__Task goal__
Find every line in the records below that holds the word "SDTVAR", and copy each one.

__Entries provided__
=======
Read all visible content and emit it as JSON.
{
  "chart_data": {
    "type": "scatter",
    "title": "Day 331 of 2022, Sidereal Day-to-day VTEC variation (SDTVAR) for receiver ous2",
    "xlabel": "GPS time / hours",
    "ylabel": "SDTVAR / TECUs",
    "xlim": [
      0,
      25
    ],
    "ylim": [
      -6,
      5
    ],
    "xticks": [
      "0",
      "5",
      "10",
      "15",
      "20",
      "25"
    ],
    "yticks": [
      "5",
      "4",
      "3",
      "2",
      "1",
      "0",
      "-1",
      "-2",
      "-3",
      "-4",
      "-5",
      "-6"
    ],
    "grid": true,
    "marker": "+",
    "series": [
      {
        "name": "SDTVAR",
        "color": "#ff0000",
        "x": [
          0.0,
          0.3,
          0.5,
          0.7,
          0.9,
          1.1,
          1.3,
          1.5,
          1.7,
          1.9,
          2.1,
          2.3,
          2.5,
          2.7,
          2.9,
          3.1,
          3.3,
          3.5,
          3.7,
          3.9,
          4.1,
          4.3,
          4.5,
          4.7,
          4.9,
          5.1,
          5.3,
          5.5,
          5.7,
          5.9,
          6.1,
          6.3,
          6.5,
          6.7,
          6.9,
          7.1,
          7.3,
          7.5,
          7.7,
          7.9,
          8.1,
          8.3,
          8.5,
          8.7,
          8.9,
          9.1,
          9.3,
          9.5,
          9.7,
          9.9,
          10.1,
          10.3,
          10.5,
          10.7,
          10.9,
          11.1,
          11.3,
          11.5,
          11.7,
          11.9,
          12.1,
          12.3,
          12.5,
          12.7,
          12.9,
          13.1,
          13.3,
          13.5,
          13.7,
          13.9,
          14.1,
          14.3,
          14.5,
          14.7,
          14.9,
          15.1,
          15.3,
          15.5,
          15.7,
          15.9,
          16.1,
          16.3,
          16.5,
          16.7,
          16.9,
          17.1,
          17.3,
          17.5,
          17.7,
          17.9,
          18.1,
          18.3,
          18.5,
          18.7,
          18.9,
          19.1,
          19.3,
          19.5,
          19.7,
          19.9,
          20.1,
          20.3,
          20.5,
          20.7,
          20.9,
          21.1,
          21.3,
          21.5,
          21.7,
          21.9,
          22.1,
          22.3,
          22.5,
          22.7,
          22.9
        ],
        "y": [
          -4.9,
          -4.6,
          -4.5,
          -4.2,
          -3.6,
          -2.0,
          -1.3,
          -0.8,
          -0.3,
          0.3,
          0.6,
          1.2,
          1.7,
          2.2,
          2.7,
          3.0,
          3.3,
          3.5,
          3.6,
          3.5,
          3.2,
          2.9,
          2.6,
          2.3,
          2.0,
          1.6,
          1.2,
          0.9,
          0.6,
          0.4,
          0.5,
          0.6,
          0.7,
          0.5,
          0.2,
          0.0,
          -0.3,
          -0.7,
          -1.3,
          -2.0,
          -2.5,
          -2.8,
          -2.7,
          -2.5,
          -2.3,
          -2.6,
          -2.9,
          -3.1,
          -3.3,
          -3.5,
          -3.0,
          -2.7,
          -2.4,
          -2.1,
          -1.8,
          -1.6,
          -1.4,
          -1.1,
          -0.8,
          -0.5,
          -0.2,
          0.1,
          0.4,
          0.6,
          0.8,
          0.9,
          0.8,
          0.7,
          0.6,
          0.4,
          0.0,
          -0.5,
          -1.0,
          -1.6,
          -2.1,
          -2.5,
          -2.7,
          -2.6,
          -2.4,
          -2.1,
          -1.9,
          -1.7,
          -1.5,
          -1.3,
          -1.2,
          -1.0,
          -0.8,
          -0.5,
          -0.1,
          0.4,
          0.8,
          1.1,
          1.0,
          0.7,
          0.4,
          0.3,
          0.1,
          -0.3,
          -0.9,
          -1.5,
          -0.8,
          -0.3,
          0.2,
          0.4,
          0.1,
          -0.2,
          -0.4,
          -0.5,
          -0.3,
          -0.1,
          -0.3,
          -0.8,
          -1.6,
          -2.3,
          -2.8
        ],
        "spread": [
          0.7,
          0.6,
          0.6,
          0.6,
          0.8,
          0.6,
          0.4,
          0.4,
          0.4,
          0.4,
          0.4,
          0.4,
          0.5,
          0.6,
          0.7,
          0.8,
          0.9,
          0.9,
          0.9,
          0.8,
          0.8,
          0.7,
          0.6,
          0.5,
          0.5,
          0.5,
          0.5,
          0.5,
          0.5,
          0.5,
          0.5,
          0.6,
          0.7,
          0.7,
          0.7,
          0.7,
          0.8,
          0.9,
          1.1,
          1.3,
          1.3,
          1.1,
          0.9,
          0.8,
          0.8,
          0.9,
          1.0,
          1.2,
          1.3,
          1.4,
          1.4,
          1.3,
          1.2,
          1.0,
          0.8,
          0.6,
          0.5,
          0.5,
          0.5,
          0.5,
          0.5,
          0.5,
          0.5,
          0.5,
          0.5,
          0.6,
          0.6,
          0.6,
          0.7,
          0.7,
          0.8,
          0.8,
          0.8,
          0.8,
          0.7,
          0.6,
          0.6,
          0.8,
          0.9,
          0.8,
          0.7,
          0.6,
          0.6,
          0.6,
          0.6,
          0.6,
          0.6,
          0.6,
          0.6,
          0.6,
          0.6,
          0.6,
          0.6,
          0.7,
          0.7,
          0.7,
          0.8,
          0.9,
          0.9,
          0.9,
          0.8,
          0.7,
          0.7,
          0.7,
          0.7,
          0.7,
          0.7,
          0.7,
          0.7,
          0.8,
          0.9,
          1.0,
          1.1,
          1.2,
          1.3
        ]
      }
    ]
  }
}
=======
__Solution to this problem__
    "title": "Day 331 of 2022, Sidereal Day-to-day VTEC variation (SDTVAR) for receiver ous2",
    "ylabel": "SDTVAR / TECUs",
        "name": "SDTVAR",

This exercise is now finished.